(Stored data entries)
────

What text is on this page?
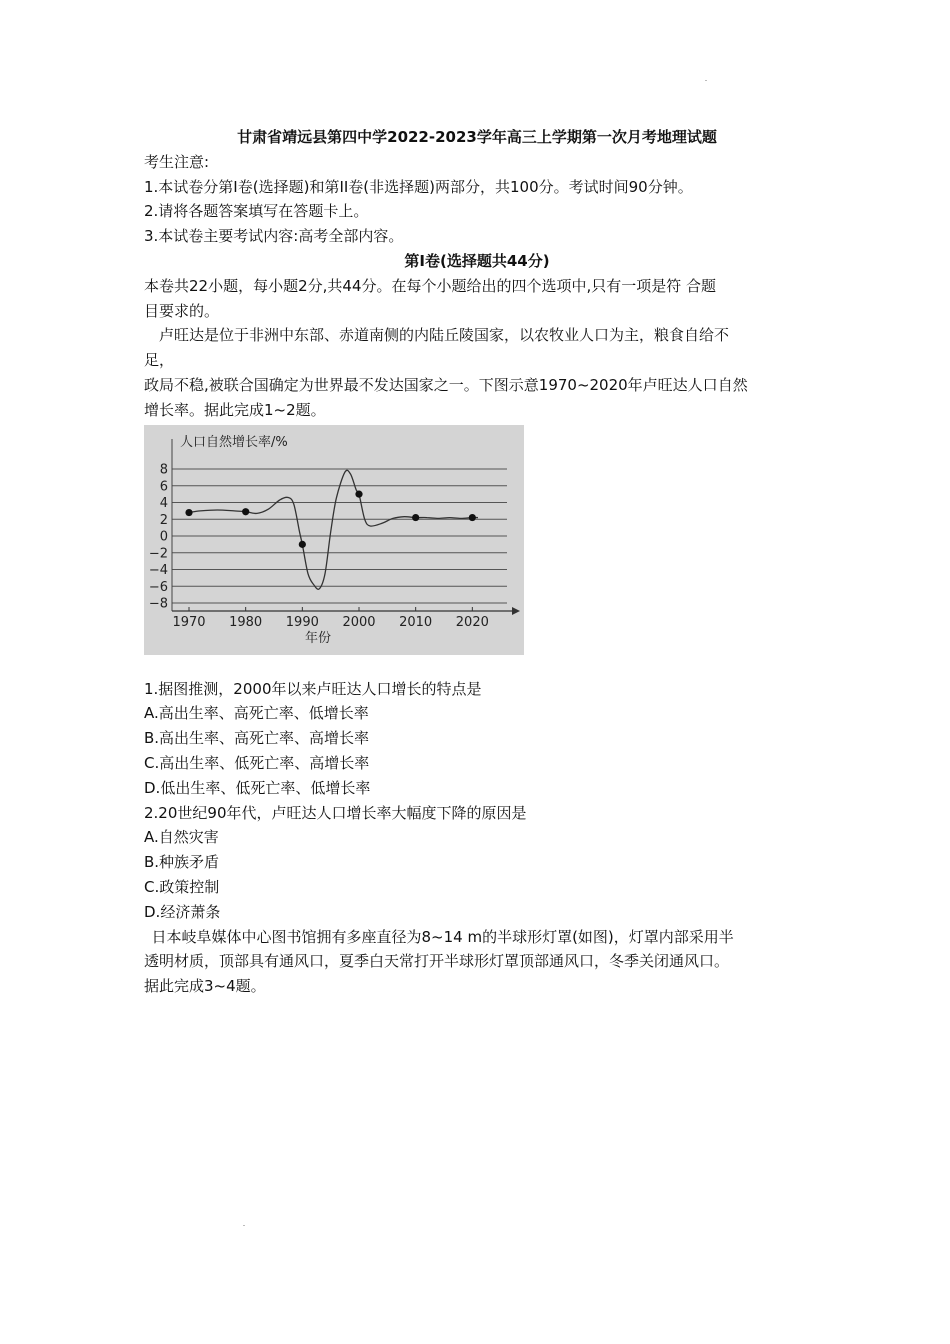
甘肃省靖远县第四中学2022-2023学年高三上学期第一次月考地理试题
考生注意:
1.本试卷分第I卷(选择题)和第II卷(非选择题)两部分，共100分。考试时间90分钟。
2.请将各题答案填写在答题卡上。
3.本试卷主要考试内容:高考全部内容。
第I卷(选择题共44分)
本卷共22小题，每小题2分,共44分。在每个小题给出的四个选项中,只有一项是符 合题
目要求的。
卢旺达是位于非洲中东部、赤道南侧的内陆丘陵国家，以农牧业人口为主，粮食自给不
足，
政局不稳,被联合国确定为世界最不发达国家之一。下图示意1970~2020年卢旺达人口自然
增长率。据此完成1~2题。
8
6
4
2
0
−2
−4
−6
−8
1970 1980 1990 2000 2010 2020
人口自然增长率/%
年份
1.据图推测，2000年以来卢旺达人口增长的特点是
A.高出生率、高死亡率、低增长率
B.高出生率、高死亡率、高增长率
C.高出生率、低死亡率、高增长率
D.低出生率、低死亡率、低增长率
2.20世纪90年代，卢旺达人口增长率大幅度下降的原因是
A.自然灾害
B.种族矛盾
C.政策控制
D.经济萧条
日本岐阜媒体中心图书馆拥有多座直径为8~14 m的半球形灯罩(如图)，灯罩内部采用半
透明材质，顶部具有通风口，夏季白天常打开半球形灯罩顶部通风口，冬季关闭通风口。
据此完成3~4题。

────

### Stated goal
Without the pictures, repeat all the records word for word.

### Expected answer
What text is on this page?
甘肃省靖远县第四中学2022-2023学年高三上学期第一次月考地理试题
考生注意:
1.本试卷分第I卷(选择题)和第II卷(非选择题)两部分，共100分。考试时间90分钟。
2.请将各题答案填写在答题卡上。
3.本试卷主要考试内容:高考全部内容。
第I卷(选择题共44分)
本卷共22小题，每小题2分,共44分。在每个小题给出的四个选项中,只有一项是符 合题
目要求的。
卢旺达是位于非洲中东部、赤道南侧的内陆丘陵国家，以农牧业人口为主，粮食自给不
足，
政局不稳,被联合国确定为世界最不发达国家之一。下图示意1970~2020年卢旺达人口自然
增长率。据此完成1~2题。
8
6
4
2
0
−2
−4
−6
−8
1970 1980 1990 2000 2010 2020
人口自然增长率/%
年份
1.据图推测，2000年以来卢旺达人口增长的特点是
A.高出生率、高死亡率、低增长率
B.高出生率、高死亡率、高增长率
C.高出生率、低死亡率、高增长率
D.低出生率、低死亡率、低增长率
2.20世纪90年代，卢旺达人口增长率大幅度下降的原因是
A.自然灾害
B.种族矛盾
C.政策控制
D.经济萧条
日本岐阜媒体中心图书馆拥有多座直径为8~14 m的半球形灯罩(如图)，灯罩内部采用半
透明材质，顶部具有通风口，夏季白天常打开半球形灯罩顶部通风口，冬季关闭通风口。
据此完成3~4题。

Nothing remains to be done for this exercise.